PASSAGE:

-- Start --

Hunter Thompson, Song of the Sausage Creature

This bike spent more time on the ground than my others. Mostly because my left foot (one that I’d broken in two places) gave out, and the damn thing would tip over.

I knew I was in for it when I took the bike on it’s maiden voyage down the tollway to I-75. I went up through the gears as I swooped onto the highway from above, and wound my way through traffic, marveling how the bike handled like a jet fighter. I looked down and realized my fat ass was going 140 MPH and there was still plenty of room left on the tach. So I eased back on the throttle and slowed to a reasonable and prudent 80.

When aimed in the right direction at high speed, though, it has unnatural capabilities. This I unwittingly discovered as I made my approach to a sharp turn across some railroad tracks, saw that I was going way too fast and that my only chance was to veer right and screw it on totally, in a desperate attempt to leapfrog the curve by going airborne.

-- End --

INFORMATION SHOWN:

-- Start --

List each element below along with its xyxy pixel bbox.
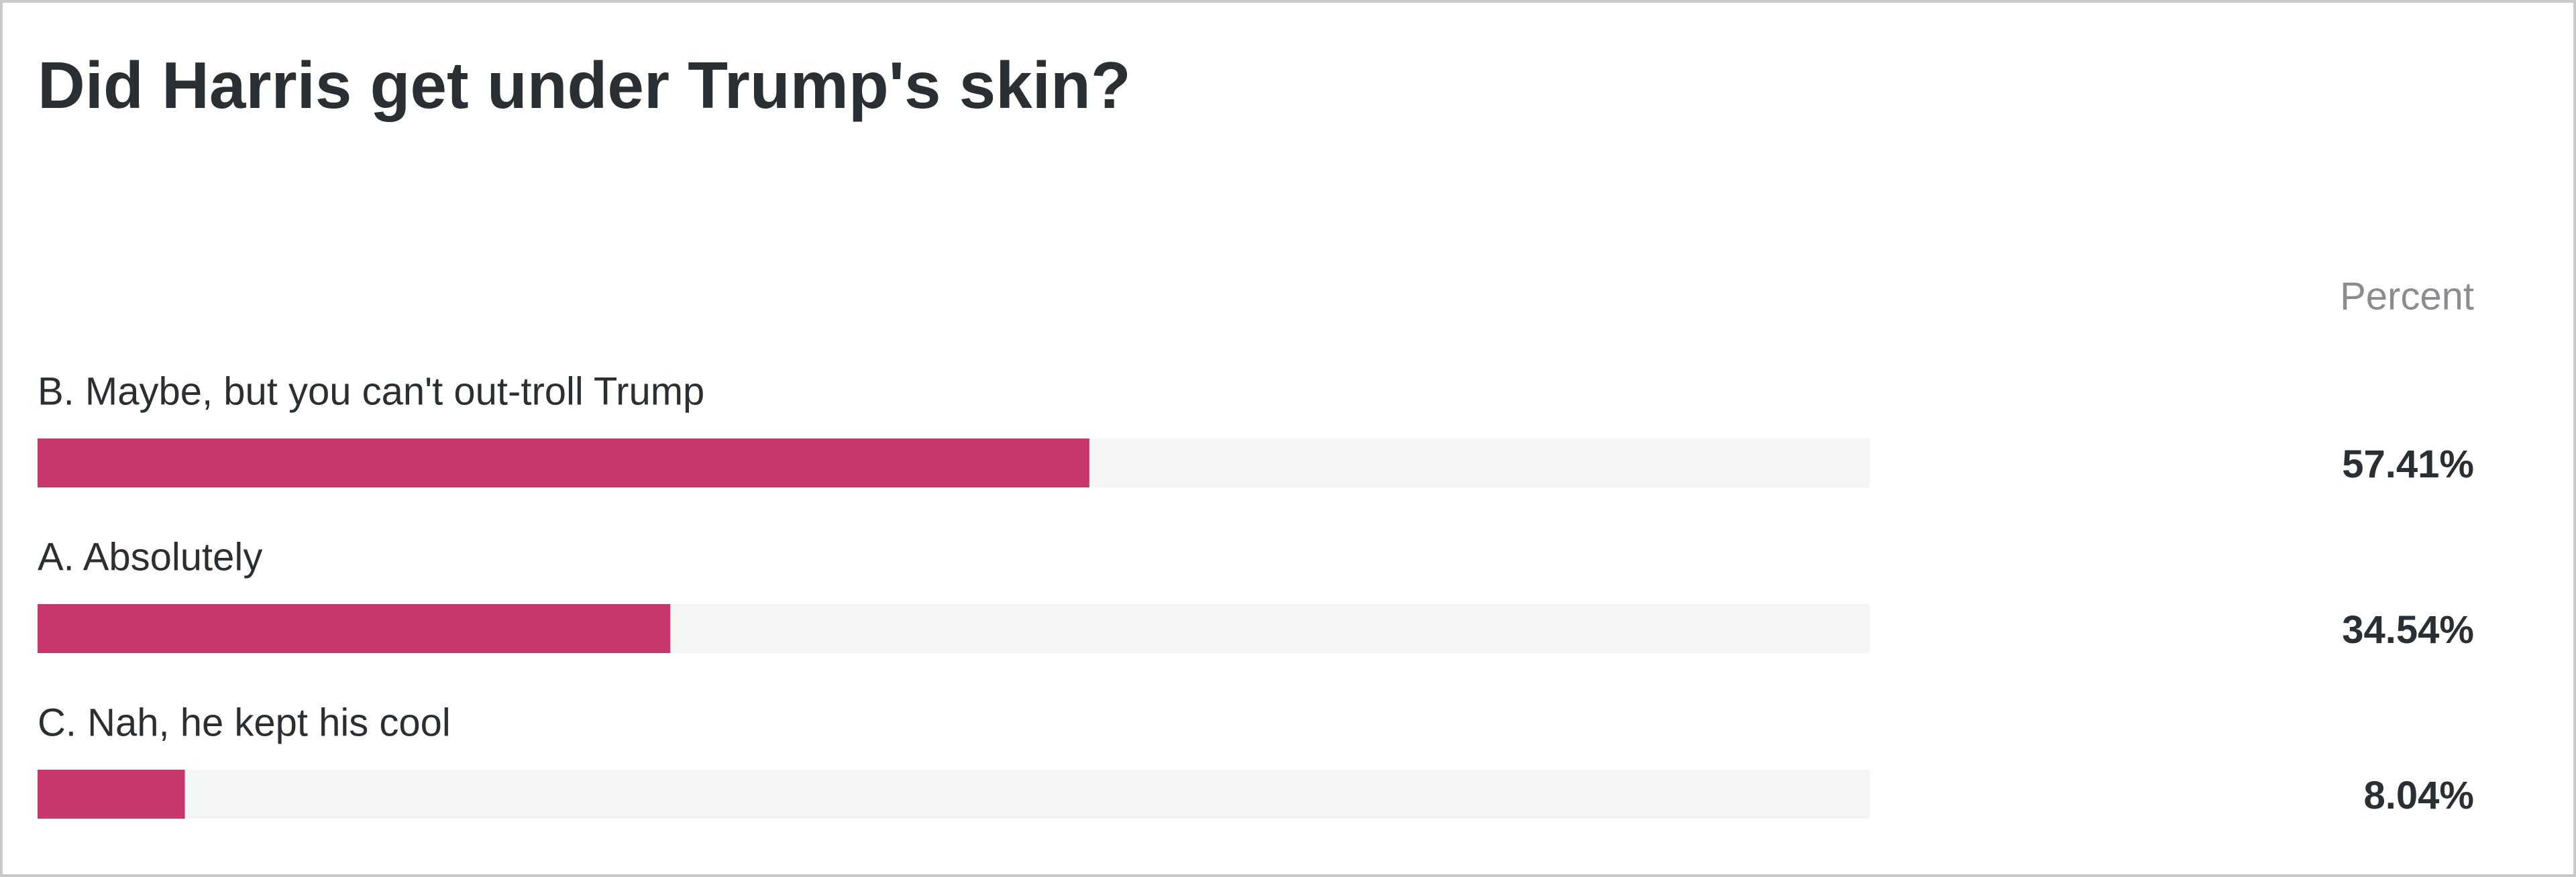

-- End --

JOB 1: In the passage, what speed was the bike going when the narrator looked down on the highway?
JOB 2: Copy everything in the passage from "This bike spent" down to "and prudent 80.".
JOB 3: Rewrite the paragraph of the passage that begins "I knew I was in for it" as a short list that keeps its main facts.

TASK ANSWER 1: 140 MPH

TASK ANSWER 2:
This bike spent more time on the ground than my others. Mostly because my left foot (one that I’d broken in two places) gave out, and the damn thing would tip over.

I knew I was in for it when I took the bike on it’s maiden voyage down the tollway to I-75. I went up through the gears as I swooped onto the highway from above, and wound my way through traffic, marveling how the bike handled like a jet fighter. I looked down and realized my fat ass was going 140 MPH and there was still plenty of room left on the tach. So I eased back on the throttle and slowed to a reasonable and prudent 80.

TASK ANSWER 3:
- The bike's maiden voyage was down the tollway to I-75.
- The narrator went up through the gears while swooping onto the highway and wove through traffic.
- The bike handled like a jet fighter.
- It reached 140 MPH with plenty of room left on the tach.
- The narrator eased off the throttle and slowed to 80.